__TO DO__: Carry forward the forum thread on keeping a dog's rear end clean, picking up right after its final post.

__SOURCE__:
<<<<

# Poopie butt!



## LEUllman (Feb 1, 2010)

Need I say more?

Smart little Beau knows exactly what baby wipes are for, and he's not having any of it. He _*hates*_ having his rear end touched. In fact, he dodges like a greased pig if you so much as _look_ under his tail. Guess I'll have to put him up on the table to do the deed, but I don't want him to associate the grooming table with his least favorite activity in the whole world. How do you folks deal with a poopie tushie?


----------



## flyingduster (Sep 6, 2009)

keep it shooooort. I shave around the anus when doing the tail so there's nothing for poop to stick to.


----------



## fjm (Jun 4, 2010)

Fortunately mine seem quite grateful to have it sorted out! If necessary, I put them on the counter in the utility room/downstairs loo, which is also where the cats are fed. The hope of finding a scrap of left over food, or a piece of kibble left over from the cats' daily treat ration, is usually enough to distract them. If it is really bad I use a wet cloth first - less work, and less painful!


----------



## charity (Jan 23, 2009)

What Flyingduster said...I keep the "bum" area trimmed short. No fur for it to stick to but in the case of the occasional runny poo I also put my little guys up high and then do the cleaning. I can't remember the last time that has been needed though...uh oh. I hope I didn't jinx myself!


----------



## AgilityIG (Feb 8, 2009)

I have been lucky so far - even with that huge tail, Vinnie stays superclean. However - if you are dealing with something that your dog absolutely hates, try to make it as positive as possible for him. Besides keeping the rear short, keep extra special treats for him (chicken, cheese, canned fish, etc...) around and lift his tail and give him a treat (when he doesn't need his bottom cleaned). Make it fun for him when you don't have to go rooting around, so when it does come time to clean, it won't be as stressful for the two of you.

>>>>

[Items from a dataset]

<<<<

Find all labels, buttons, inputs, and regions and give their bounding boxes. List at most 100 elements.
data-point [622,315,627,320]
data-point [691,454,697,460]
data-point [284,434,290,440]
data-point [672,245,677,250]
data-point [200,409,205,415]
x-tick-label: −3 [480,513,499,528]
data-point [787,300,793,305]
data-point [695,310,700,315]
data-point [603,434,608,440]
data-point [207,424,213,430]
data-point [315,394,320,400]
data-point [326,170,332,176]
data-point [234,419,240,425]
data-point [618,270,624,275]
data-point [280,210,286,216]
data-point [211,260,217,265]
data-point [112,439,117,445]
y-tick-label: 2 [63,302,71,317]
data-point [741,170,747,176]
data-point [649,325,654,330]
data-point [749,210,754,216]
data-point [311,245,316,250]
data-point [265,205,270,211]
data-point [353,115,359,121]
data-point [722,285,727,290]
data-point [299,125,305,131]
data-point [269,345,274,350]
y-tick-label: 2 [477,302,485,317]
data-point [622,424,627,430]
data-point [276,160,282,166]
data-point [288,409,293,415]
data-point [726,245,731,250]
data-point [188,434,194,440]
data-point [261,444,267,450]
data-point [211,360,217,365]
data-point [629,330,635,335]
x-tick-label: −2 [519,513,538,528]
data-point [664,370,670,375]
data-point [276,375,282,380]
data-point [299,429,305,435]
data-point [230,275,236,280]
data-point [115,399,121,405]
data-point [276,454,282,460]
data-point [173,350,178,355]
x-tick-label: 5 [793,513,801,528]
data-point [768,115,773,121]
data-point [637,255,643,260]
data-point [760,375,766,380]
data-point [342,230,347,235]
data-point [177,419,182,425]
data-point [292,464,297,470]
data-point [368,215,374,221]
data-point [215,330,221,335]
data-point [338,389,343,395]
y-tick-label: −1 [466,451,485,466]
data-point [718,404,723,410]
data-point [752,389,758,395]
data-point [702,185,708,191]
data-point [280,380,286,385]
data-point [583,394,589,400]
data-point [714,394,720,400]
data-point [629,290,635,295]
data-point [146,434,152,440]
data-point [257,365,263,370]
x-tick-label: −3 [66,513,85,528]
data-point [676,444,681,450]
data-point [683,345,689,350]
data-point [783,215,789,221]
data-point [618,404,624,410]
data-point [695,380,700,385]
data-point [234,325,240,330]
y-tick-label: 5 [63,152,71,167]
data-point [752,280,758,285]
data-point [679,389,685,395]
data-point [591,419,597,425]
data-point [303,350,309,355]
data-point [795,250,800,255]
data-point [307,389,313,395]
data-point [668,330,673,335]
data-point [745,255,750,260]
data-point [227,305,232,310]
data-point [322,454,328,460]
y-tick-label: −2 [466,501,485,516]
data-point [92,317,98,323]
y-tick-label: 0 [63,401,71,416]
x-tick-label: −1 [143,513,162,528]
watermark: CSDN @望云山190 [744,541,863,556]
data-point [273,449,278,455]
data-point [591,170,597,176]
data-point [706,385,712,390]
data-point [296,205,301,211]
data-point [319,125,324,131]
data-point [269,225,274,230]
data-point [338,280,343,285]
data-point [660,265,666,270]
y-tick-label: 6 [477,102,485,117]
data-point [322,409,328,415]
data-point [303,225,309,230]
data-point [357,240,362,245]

>>>>

__RESPONSE__:
----------



## Ms Stella (Aug 16, 2010)

Ive never had to clean Stella's butt. We do keep her shaved super close around the rectum..and she has formed stools 99% of the time so she stays very clean. When we give her a bath each week or 10 days she might have a little dried poo there that needs pulling off..otherwise no issues.


----------



## JE-UK (Mar 10, 2010)

Crusty-Butt is Vasco's most-used nickname :smile:.

For everything objectionable .... butt cleaning, eye goobie removal, combing his head (which for some reason he hates), nail clipping ... I find that copious hot dogs at the end will make it all tolerable. So much so that I pull out the butt-trimming scissors and he comes running.


----------



## poodlemom2be (Jan 30, 2011)

Ha, note to self, when we get a poodle, baby wipes and keep the bum bum shaved LOL. Thanks for the info everyone!


----------



## Chagall's mom (Jan 9, 2010)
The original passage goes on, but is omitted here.